▸ What is expected
Wherever "screenshot" appears in a line, copy that line.
┄┄┄┄┄┄┄┄┄┄
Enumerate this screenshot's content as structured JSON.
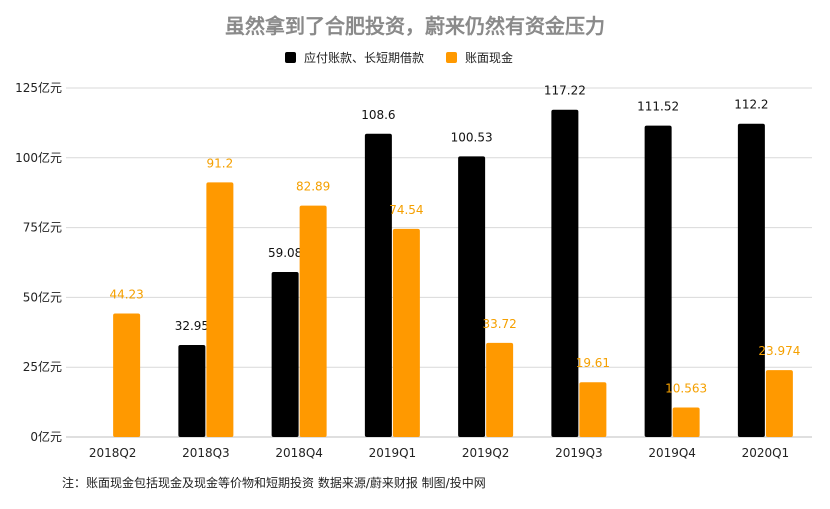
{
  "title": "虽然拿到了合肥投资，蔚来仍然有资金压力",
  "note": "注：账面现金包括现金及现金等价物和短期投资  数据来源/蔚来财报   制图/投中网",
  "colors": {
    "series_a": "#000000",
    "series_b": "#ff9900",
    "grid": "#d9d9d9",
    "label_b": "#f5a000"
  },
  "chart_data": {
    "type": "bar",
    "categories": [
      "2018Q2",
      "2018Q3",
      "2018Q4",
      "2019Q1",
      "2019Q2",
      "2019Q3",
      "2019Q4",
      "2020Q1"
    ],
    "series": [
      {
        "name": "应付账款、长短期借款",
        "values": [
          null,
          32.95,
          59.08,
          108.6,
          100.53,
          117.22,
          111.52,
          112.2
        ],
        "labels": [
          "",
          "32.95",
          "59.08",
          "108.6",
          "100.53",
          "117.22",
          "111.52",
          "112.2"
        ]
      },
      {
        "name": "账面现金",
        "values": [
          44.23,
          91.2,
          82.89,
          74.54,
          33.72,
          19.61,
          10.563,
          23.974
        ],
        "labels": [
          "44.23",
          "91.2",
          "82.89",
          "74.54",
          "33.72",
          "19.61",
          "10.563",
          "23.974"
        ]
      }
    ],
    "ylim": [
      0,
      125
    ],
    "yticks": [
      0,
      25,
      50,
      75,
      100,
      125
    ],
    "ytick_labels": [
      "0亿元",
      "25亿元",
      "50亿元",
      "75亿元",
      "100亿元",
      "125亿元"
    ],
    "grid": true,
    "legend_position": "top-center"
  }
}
┄┄┄┄┄┄┄┄┄┄
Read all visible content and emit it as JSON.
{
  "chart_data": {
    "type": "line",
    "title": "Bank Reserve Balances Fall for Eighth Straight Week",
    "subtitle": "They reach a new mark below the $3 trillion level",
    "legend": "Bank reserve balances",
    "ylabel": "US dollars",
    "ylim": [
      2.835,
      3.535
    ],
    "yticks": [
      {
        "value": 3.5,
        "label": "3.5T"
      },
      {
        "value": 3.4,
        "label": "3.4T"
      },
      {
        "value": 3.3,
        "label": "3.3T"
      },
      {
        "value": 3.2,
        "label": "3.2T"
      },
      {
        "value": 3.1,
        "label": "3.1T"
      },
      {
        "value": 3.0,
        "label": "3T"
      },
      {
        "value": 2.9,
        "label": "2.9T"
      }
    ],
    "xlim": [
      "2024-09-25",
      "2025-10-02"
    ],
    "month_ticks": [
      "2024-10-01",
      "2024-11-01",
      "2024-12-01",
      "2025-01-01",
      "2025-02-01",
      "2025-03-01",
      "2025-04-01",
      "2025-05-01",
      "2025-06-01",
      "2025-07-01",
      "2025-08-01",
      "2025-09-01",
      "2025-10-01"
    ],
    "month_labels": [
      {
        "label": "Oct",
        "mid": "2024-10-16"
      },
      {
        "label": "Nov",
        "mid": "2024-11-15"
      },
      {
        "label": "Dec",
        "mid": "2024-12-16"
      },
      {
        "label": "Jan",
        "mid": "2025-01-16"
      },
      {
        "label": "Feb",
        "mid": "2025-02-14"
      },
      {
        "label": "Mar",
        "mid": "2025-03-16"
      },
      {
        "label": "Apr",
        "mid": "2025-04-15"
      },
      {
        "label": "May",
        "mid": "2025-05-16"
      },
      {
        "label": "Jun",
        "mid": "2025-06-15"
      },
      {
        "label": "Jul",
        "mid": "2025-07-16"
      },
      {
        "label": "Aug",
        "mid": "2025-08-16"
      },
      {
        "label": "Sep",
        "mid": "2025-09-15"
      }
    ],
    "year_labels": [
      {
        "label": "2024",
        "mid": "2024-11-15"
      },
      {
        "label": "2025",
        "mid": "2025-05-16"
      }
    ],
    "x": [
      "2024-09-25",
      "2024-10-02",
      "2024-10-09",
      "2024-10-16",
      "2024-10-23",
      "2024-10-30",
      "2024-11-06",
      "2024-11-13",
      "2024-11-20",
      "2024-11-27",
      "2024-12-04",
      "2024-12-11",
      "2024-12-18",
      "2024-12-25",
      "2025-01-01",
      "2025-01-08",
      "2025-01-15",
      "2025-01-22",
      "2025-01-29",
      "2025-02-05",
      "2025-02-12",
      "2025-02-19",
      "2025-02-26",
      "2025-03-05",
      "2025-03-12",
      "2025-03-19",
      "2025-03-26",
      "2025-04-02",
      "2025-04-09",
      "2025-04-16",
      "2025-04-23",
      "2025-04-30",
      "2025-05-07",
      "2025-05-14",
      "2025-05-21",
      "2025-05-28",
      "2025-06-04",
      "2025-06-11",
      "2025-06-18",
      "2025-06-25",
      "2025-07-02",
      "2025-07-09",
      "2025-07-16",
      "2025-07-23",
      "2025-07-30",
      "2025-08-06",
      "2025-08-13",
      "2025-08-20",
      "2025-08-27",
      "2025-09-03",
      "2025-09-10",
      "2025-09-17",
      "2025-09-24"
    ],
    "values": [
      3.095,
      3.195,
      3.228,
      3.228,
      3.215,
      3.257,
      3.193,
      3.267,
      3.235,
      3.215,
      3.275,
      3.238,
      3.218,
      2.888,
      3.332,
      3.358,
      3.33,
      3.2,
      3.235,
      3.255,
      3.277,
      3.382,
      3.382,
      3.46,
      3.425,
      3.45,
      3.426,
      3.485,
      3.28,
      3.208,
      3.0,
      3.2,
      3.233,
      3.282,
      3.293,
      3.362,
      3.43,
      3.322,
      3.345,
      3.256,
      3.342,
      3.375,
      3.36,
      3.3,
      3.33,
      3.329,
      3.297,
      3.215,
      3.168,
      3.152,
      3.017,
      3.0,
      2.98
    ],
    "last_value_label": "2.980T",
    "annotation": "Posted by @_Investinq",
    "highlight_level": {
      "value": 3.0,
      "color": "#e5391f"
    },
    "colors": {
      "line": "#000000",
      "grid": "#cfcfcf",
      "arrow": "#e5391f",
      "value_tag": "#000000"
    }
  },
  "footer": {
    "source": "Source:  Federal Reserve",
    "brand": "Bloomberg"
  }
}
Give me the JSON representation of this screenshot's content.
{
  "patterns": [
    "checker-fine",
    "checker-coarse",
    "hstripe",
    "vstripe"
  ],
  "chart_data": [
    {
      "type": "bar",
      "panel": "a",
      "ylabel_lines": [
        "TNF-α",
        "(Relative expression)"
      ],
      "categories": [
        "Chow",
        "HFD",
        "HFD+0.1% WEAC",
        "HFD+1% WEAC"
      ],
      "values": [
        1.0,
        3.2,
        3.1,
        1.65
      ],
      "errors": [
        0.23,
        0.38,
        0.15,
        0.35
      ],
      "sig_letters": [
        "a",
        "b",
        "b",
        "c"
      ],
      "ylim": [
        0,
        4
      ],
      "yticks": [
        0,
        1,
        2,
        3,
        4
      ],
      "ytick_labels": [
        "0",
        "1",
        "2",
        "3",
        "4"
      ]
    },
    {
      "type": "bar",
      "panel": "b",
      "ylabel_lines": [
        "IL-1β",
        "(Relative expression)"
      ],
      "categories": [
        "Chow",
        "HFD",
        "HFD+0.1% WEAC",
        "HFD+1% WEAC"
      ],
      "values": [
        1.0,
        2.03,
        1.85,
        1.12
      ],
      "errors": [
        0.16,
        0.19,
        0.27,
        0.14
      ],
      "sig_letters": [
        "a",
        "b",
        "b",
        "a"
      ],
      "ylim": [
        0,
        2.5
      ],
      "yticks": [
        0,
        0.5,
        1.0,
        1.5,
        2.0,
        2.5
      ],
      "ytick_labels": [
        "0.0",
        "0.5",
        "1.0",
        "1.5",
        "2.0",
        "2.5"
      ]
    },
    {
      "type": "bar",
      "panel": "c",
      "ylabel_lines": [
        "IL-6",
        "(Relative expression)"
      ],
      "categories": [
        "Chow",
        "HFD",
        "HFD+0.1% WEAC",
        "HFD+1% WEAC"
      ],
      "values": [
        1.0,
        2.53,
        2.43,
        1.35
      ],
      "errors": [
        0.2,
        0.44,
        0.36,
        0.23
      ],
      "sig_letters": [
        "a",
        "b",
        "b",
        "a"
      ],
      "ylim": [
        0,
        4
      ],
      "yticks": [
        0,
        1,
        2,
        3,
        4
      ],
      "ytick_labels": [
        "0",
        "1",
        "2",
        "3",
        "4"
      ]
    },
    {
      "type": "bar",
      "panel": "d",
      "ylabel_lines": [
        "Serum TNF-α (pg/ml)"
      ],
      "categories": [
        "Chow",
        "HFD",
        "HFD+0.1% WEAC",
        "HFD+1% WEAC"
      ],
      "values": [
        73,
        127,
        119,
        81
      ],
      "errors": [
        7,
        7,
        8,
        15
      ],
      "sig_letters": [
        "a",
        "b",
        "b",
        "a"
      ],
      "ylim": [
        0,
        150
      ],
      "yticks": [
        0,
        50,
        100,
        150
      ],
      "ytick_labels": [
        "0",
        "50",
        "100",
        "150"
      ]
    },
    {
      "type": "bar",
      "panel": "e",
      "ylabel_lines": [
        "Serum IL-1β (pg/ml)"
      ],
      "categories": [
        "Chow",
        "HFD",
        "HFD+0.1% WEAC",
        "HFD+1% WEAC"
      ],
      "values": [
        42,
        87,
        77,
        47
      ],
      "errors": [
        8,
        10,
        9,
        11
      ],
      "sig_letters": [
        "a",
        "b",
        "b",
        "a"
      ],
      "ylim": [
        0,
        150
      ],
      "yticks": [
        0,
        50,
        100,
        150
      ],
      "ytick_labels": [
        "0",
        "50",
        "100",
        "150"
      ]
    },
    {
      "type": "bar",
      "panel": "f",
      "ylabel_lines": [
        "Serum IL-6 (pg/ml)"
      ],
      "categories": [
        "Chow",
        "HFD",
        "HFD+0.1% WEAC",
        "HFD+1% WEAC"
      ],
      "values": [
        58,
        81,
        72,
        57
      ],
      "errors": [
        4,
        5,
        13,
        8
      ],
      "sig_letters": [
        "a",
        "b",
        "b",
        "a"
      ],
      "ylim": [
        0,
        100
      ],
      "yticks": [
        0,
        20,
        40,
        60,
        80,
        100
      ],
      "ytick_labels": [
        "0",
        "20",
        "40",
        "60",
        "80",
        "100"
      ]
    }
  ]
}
┄┄┄┄┄┄┄┄┄┄
▸ Answer to the problem
Enumerate this screenshot's content as structured JSON.
Give me the JSON representation of this screenshot's content.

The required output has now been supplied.